*** Records for the task
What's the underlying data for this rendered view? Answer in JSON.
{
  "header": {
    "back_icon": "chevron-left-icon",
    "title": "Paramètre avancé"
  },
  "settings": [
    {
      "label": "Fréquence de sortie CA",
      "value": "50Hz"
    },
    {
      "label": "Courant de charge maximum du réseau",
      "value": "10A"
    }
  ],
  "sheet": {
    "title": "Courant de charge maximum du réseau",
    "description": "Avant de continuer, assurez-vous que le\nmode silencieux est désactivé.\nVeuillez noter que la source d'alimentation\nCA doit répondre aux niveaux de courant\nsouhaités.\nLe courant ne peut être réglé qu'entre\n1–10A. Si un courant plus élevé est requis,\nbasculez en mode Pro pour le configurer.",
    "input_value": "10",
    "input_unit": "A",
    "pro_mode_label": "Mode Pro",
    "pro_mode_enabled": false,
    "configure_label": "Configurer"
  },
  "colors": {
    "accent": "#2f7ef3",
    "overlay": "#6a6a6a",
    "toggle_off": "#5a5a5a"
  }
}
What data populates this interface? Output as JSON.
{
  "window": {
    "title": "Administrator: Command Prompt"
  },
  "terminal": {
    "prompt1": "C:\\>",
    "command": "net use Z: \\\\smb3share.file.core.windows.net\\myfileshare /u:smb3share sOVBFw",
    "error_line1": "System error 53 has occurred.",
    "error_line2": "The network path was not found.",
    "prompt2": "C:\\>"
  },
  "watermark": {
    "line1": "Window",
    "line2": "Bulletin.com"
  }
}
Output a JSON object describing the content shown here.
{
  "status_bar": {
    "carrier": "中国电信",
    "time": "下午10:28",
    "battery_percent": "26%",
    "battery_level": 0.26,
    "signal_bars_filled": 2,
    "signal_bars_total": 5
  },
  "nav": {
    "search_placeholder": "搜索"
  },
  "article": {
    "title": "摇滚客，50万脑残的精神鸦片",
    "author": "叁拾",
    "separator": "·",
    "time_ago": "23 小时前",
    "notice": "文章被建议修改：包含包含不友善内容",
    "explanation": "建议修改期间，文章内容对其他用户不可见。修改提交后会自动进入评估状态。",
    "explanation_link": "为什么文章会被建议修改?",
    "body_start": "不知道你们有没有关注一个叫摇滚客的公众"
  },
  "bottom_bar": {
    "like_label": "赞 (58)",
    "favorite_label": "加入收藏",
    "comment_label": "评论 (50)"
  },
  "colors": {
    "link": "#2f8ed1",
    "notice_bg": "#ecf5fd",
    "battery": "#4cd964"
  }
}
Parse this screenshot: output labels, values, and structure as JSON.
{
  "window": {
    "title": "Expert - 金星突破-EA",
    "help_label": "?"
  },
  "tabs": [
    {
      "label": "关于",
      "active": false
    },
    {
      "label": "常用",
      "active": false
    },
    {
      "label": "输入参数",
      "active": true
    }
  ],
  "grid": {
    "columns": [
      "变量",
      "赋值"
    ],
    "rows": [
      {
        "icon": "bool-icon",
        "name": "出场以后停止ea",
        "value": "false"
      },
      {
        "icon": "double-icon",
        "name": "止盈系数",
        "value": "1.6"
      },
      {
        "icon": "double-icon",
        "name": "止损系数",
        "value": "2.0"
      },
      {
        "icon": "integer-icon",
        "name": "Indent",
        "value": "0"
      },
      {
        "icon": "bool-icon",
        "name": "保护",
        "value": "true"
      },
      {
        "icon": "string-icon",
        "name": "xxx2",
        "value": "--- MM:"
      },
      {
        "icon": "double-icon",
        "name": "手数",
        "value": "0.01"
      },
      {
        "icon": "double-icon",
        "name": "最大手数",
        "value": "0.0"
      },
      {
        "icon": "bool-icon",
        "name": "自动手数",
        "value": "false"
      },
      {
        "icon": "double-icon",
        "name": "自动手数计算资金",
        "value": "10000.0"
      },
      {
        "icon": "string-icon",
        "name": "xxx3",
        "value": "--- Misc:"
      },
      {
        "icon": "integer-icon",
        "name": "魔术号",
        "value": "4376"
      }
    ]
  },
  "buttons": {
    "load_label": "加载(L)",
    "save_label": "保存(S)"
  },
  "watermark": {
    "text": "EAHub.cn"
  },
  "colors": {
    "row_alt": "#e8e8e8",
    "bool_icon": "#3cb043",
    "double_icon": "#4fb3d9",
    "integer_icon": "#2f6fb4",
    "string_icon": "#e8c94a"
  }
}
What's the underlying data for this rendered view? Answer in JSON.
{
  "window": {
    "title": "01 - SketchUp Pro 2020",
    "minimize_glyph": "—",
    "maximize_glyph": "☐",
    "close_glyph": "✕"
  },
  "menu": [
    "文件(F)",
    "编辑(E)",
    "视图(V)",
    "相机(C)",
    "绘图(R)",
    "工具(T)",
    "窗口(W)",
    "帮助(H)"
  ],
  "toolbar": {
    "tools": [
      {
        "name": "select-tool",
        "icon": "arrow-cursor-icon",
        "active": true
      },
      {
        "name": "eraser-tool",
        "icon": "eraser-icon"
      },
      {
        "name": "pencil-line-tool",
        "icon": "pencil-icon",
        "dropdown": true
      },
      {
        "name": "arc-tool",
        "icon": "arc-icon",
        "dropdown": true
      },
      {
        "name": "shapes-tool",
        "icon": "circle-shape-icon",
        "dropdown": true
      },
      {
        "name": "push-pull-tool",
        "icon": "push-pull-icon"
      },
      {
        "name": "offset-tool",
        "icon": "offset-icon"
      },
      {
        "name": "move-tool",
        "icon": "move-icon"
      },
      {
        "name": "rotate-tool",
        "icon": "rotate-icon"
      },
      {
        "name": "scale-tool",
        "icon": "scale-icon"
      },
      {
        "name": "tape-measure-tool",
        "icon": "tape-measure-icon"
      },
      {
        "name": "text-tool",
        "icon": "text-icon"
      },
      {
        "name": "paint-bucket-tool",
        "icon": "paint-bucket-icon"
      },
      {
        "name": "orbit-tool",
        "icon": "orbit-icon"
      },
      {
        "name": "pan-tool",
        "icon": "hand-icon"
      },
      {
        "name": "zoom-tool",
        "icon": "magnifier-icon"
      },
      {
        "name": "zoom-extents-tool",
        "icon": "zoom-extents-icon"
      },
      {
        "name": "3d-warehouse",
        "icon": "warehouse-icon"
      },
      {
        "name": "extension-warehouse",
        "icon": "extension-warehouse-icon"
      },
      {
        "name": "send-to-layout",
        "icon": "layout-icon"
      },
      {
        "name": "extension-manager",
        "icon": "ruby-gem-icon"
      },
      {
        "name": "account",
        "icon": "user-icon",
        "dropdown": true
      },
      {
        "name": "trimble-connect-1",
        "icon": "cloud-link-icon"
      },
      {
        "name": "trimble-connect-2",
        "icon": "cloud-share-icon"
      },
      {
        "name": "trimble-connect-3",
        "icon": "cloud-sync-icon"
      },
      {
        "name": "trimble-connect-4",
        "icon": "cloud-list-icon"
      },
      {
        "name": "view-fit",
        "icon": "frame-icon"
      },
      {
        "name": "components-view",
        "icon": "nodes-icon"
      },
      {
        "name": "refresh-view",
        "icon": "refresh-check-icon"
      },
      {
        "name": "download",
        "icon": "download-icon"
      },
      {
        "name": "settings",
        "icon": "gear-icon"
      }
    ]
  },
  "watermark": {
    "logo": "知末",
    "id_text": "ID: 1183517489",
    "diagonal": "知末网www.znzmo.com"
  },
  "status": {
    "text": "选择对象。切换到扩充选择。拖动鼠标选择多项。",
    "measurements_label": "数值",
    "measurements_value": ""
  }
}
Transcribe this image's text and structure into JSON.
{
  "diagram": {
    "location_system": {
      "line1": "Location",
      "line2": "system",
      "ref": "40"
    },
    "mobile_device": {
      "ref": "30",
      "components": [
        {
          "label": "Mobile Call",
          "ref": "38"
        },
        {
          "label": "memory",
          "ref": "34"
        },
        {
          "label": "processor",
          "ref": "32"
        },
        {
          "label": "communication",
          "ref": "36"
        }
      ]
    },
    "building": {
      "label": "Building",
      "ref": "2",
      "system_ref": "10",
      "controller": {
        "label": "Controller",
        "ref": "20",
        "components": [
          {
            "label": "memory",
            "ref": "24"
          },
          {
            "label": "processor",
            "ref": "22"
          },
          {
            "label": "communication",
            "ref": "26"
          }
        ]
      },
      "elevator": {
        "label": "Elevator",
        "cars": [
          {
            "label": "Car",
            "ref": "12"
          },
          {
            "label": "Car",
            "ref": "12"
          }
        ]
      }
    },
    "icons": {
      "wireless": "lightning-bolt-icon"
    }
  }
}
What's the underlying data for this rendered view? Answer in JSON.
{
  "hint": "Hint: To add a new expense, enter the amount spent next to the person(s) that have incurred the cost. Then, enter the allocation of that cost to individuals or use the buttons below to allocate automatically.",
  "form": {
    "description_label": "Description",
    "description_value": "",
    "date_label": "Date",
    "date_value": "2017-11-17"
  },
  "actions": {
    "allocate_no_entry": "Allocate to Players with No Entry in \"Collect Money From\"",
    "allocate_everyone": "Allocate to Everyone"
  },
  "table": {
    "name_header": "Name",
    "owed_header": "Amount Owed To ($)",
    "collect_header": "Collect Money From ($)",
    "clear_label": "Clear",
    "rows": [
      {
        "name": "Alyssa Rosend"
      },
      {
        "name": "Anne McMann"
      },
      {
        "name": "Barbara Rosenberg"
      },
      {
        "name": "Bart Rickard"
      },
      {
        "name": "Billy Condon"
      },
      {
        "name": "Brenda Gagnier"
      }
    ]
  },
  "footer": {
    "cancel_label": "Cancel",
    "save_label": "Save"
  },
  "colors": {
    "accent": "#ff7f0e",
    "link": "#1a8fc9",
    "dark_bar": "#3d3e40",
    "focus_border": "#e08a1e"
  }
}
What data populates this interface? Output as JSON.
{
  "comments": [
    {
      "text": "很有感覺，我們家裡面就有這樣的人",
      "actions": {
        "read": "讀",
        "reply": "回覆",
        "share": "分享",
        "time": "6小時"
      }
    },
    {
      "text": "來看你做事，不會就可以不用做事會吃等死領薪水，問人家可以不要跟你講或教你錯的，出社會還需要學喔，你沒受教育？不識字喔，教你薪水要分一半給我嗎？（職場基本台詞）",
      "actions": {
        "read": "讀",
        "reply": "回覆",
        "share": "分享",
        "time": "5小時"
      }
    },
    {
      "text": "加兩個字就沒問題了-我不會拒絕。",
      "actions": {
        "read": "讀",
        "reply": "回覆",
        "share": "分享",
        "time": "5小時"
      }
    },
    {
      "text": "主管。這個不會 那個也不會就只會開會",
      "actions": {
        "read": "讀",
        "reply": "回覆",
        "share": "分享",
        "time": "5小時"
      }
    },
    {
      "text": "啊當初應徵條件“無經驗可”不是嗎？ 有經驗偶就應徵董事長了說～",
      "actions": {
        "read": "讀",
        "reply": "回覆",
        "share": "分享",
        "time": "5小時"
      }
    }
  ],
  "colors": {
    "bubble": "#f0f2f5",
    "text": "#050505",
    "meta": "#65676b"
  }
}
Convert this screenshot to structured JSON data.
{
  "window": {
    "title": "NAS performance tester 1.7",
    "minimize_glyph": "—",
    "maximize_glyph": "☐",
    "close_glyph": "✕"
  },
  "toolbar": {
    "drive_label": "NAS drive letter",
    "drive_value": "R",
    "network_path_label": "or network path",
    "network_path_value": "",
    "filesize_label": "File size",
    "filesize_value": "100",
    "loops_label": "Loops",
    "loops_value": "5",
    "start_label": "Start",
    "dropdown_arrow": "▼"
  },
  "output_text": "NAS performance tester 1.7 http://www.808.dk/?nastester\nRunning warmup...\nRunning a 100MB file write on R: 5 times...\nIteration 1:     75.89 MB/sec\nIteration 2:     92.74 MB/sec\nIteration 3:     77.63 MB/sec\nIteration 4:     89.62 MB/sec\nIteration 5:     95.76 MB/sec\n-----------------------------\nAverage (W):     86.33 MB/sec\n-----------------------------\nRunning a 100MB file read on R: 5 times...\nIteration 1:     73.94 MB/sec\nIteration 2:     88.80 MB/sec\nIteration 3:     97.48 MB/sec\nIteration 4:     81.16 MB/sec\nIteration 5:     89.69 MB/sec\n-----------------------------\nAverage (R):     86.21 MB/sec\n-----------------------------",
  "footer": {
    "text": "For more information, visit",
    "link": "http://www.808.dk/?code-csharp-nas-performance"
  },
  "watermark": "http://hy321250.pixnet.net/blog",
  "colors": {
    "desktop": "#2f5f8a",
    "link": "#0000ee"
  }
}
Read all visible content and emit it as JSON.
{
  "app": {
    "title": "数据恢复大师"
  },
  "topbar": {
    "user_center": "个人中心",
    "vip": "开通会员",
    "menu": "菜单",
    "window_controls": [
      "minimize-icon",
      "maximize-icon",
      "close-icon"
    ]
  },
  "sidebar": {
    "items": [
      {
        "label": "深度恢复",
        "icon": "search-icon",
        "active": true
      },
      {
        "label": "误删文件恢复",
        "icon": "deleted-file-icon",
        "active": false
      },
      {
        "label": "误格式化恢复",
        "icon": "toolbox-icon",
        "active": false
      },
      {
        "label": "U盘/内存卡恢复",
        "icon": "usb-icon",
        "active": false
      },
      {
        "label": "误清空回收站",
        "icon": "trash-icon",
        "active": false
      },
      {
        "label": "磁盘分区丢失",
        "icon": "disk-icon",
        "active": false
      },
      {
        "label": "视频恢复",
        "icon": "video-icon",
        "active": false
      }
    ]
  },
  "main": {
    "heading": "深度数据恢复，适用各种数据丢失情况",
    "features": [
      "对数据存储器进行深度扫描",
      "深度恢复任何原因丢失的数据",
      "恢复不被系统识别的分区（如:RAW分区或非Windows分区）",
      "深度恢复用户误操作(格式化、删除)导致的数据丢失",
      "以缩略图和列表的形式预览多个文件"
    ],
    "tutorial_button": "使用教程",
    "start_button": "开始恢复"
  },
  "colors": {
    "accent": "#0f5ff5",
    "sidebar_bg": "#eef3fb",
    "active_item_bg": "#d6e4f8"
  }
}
******
■ Direction
Which lines of the data above contain "content"? Copy each one.

■ Worked answer
Output a JSON object describing the content shown here.
Read all visible content and emit it as JSON.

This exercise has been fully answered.